-- Given request --
Extract the lines that carry the string "text" from the listing.

-- Input data --
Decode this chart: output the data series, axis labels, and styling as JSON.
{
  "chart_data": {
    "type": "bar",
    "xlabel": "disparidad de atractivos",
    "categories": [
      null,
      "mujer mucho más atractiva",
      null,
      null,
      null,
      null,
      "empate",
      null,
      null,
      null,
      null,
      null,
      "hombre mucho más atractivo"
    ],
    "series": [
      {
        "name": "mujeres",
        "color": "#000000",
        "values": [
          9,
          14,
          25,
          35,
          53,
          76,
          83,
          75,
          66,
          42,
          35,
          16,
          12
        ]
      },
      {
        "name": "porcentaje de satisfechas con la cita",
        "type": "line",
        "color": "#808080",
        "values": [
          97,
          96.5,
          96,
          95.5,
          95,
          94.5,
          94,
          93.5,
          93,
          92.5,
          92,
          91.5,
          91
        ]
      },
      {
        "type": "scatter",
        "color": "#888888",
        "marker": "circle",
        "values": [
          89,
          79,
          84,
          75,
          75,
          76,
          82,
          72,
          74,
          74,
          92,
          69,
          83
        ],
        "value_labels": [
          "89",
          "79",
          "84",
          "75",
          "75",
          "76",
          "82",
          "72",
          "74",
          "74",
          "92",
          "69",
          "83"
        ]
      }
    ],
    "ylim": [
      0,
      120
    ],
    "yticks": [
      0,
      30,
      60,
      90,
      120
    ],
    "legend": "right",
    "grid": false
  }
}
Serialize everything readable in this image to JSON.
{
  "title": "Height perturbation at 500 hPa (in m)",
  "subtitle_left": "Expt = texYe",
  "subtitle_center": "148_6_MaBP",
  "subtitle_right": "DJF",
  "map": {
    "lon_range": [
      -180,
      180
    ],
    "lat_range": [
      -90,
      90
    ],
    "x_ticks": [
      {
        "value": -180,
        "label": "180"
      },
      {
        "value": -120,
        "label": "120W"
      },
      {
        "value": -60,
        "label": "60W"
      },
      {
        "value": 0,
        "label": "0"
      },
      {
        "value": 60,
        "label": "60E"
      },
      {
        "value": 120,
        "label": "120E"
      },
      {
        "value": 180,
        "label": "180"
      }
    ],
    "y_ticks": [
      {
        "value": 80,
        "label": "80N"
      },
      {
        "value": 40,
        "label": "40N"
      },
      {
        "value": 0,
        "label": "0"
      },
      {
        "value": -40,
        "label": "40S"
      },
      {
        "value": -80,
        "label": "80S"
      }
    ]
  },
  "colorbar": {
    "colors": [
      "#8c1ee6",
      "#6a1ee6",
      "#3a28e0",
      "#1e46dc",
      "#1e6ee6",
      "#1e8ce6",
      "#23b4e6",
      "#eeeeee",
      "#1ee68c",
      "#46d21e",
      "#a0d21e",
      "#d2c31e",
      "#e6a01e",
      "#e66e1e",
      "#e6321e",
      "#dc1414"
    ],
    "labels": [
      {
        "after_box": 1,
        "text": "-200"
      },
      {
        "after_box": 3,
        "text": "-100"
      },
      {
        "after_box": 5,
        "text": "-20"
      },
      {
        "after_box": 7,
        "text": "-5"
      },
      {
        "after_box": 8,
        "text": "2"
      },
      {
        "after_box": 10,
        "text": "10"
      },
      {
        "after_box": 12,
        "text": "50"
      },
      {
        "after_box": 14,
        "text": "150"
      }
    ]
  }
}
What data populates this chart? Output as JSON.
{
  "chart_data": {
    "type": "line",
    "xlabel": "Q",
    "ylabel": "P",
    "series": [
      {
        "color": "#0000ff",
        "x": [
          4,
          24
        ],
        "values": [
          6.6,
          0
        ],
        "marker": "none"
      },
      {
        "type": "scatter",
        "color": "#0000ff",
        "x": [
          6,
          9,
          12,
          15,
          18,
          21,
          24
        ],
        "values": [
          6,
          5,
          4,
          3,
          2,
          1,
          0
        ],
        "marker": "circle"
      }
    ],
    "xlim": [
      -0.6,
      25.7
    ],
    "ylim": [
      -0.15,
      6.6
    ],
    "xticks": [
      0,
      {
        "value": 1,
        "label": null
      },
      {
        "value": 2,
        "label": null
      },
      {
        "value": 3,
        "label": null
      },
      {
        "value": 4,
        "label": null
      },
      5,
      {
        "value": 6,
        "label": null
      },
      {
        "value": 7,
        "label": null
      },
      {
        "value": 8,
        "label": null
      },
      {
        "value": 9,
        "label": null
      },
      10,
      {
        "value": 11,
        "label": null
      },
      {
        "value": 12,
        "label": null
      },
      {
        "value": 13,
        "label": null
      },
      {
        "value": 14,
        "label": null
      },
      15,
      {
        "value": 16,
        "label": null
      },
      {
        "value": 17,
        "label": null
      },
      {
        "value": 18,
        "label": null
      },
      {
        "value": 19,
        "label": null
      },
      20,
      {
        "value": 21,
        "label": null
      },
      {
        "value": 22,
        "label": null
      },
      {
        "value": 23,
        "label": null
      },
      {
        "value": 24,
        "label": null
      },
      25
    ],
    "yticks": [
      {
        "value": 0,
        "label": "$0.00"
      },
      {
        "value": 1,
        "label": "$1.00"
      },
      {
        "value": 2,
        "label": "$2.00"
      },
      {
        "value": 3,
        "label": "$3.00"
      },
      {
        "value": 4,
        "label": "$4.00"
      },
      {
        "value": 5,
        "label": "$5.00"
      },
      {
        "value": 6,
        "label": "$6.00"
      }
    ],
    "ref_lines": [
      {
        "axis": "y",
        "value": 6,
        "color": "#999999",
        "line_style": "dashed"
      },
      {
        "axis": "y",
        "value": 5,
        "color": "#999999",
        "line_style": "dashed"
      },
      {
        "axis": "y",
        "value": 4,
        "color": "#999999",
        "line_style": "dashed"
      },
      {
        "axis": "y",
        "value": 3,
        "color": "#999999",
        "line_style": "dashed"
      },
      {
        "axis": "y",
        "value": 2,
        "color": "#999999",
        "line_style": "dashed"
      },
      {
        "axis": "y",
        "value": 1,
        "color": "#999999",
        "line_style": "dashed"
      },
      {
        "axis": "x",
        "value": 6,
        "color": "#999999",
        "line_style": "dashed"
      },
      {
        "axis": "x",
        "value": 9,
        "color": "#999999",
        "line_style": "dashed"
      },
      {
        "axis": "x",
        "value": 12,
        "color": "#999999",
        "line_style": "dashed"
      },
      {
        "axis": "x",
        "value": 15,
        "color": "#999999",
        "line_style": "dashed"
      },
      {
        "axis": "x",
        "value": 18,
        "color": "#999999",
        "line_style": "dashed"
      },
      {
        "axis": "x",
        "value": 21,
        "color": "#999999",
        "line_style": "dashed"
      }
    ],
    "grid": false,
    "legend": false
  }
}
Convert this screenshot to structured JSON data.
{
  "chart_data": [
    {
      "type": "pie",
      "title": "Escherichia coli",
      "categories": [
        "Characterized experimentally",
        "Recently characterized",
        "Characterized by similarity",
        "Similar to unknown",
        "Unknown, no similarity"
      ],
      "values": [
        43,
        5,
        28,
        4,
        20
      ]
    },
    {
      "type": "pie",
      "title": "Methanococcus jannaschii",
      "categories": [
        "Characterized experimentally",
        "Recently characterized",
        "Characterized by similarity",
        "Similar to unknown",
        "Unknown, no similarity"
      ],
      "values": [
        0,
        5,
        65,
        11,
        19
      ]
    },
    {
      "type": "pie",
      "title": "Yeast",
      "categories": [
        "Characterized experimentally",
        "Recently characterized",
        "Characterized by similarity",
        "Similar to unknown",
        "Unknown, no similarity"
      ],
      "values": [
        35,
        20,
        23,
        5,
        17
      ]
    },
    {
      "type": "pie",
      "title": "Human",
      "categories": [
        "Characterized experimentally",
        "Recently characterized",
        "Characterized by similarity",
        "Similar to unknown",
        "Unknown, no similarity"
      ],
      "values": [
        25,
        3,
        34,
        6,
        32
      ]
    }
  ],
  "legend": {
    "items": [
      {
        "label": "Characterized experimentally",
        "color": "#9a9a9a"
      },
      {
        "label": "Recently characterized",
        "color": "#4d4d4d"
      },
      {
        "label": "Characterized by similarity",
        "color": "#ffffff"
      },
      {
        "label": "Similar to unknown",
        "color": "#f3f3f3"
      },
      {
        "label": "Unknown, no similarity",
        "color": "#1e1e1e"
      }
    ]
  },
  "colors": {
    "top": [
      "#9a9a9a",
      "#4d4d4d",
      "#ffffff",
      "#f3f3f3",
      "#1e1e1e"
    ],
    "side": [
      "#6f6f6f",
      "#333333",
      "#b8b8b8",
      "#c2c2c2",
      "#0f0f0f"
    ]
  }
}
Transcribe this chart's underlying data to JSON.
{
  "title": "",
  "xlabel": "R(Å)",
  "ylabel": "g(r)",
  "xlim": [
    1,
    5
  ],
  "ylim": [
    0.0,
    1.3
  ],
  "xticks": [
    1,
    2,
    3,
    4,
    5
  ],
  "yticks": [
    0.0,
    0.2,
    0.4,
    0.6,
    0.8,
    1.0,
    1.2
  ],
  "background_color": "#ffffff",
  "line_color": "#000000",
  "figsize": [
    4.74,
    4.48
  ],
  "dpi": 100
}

-- Correct output --
        "text": "-200"
        "text": "-100"
        "text": "-20"
        "text": "-5"
        "text": "2"
        "text": "10"
        "text": "50"
        "text": "150"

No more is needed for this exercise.